What needs to be done »
Give the number of lines below that contain "xlabel", with no other output.

Excerpted data »
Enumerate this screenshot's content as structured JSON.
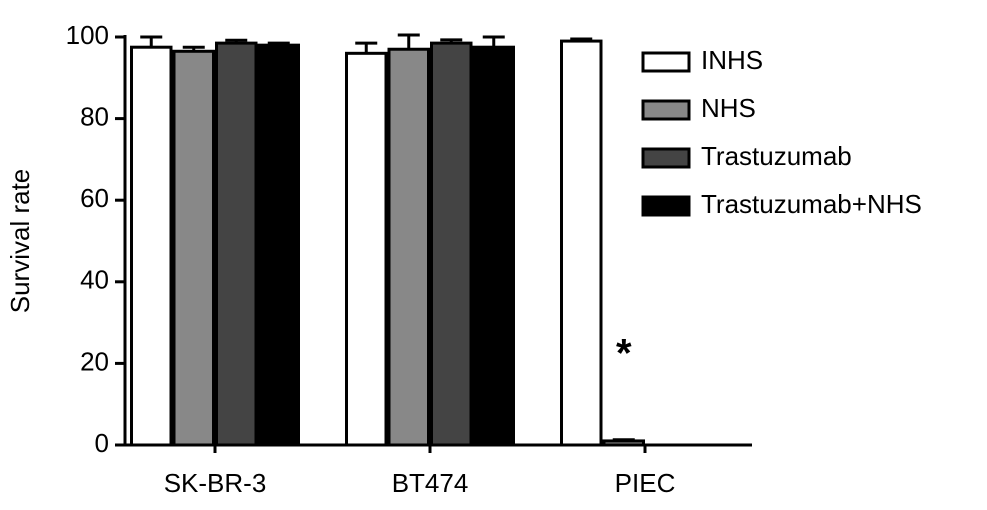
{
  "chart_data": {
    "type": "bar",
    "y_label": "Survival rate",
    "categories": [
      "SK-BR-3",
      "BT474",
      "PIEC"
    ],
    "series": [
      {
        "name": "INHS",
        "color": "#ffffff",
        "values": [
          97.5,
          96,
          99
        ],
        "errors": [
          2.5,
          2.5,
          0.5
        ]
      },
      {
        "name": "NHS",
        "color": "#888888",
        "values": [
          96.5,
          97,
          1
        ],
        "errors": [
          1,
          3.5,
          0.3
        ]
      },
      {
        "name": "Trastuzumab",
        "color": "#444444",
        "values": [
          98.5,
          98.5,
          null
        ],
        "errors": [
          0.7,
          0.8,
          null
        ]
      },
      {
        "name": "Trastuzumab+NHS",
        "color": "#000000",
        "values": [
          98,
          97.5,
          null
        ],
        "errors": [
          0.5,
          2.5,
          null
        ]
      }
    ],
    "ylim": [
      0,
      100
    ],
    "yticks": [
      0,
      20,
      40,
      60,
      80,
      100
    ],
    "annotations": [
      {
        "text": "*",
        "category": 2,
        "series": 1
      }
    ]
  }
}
...
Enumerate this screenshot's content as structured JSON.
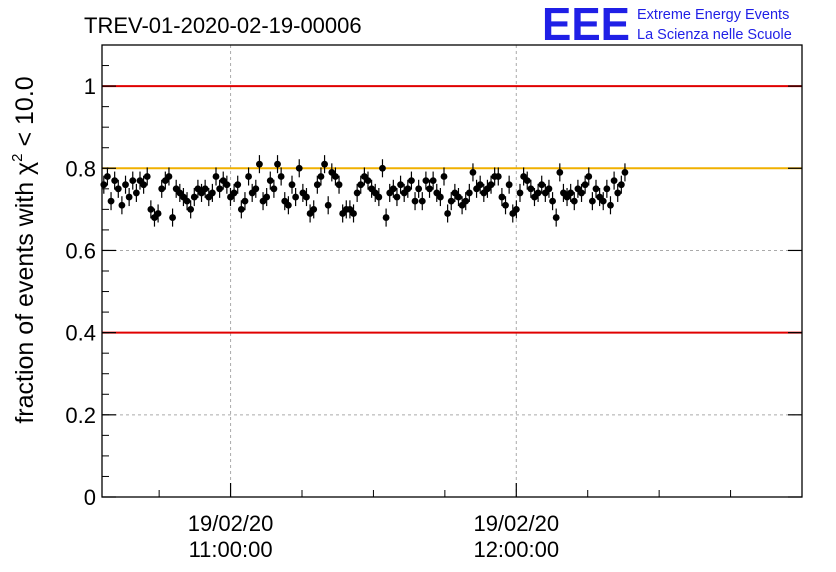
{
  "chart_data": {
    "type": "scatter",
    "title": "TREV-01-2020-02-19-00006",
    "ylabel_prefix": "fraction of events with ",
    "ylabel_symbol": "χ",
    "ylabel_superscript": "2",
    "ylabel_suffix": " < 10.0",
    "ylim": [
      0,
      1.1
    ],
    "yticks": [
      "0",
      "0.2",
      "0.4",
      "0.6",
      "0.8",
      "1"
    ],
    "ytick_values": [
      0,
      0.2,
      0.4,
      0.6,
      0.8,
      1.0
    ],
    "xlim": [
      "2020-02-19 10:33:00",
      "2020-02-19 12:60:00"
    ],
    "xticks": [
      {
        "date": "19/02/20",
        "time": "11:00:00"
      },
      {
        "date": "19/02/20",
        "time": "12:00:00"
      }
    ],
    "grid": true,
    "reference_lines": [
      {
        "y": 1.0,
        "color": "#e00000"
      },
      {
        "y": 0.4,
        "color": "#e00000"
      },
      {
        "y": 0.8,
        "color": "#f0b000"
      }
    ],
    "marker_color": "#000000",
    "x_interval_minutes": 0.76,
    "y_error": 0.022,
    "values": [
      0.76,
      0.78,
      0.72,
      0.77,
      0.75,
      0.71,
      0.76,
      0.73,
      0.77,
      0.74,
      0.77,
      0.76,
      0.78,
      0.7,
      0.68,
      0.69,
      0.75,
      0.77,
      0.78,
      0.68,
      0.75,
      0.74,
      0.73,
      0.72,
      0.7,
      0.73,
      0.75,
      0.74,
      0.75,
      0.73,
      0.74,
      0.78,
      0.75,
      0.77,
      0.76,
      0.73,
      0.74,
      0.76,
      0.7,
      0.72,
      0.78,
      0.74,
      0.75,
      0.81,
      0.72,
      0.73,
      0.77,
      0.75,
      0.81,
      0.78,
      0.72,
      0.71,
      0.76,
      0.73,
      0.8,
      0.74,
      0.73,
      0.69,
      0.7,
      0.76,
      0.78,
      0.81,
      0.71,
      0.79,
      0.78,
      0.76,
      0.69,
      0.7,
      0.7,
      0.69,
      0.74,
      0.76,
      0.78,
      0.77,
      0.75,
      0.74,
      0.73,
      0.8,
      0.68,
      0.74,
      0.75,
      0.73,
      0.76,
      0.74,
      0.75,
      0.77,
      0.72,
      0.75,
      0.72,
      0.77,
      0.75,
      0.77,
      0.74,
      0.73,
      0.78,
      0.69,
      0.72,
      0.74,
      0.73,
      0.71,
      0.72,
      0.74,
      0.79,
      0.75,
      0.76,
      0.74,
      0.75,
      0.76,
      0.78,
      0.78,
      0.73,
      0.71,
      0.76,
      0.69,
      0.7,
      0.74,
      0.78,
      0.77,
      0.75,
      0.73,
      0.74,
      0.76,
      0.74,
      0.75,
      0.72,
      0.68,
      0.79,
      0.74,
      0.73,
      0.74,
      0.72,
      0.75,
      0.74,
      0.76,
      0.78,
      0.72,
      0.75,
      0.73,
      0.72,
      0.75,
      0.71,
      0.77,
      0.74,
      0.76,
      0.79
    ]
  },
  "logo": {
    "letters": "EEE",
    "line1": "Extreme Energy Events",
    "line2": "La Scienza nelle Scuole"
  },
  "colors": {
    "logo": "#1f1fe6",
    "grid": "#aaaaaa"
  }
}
---
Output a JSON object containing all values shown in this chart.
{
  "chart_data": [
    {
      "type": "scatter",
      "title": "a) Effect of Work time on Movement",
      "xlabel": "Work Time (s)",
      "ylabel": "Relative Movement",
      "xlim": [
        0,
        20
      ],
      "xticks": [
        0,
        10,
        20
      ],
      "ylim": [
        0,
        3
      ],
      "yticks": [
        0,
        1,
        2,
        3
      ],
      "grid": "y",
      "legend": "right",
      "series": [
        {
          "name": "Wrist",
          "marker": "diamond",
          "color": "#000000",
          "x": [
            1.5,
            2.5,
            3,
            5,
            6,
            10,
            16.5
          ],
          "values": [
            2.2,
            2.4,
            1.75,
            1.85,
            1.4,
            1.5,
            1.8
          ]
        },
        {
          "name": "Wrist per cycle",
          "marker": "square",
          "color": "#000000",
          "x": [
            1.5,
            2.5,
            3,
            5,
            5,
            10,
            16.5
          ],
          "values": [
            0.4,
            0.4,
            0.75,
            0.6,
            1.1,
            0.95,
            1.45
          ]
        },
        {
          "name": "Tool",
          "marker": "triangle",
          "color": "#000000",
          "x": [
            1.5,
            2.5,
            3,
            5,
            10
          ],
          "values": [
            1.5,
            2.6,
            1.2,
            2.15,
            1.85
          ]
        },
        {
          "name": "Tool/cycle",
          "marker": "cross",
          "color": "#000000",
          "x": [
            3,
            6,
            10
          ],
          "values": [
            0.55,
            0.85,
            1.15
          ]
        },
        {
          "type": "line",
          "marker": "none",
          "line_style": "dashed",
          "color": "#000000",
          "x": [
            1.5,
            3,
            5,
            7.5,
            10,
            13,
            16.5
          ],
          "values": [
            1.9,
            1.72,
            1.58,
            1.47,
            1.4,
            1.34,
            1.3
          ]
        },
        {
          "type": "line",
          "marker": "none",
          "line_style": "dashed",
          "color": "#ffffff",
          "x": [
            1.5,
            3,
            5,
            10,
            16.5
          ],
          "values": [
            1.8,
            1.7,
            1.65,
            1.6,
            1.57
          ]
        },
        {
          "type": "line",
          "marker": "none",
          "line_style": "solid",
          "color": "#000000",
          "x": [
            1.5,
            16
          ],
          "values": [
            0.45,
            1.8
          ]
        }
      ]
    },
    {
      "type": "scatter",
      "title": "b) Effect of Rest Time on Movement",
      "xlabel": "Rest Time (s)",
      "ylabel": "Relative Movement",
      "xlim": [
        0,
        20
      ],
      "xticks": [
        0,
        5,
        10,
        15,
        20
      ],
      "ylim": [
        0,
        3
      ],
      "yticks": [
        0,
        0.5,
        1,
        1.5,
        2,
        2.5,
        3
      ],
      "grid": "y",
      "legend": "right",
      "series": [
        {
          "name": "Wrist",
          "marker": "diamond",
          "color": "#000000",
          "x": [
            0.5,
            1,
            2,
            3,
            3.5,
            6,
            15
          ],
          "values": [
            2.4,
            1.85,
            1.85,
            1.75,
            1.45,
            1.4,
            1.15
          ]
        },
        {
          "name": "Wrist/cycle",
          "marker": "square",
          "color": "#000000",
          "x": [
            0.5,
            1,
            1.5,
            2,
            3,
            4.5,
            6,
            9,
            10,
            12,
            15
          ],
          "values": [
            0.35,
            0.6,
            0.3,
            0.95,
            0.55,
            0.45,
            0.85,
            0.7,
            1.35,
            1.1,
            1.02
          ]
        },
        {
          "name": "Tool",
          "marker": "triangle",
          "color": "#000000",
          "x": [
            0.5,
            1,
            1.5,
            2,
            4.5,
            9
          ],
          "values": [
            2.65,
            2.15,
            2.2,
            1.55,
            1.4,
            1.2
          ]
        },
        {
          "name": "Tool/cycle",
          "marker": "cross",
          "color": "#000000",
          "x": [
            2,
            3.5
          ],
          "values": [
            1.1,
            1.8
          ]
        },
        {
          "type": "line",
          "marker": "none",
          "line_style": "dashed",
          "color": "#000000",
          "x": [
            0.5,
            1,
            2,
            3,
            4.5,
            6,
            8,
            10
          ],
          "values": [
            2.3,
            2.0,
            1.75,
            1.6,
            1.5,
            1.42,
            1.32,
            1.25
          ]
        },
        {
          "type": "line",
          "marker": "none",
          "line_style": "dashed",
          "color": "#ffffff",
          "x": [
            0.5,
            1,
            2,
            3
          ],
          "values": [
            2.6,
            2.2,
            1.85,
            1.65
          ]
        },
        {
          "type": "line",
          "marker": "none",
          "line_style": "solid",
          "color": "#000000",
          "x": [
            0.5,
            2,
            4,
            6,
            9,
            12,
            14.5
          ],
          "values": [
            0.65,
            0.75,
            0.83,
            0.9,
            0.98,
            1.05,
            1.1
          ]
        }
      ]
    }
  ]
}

Solved exercise »
2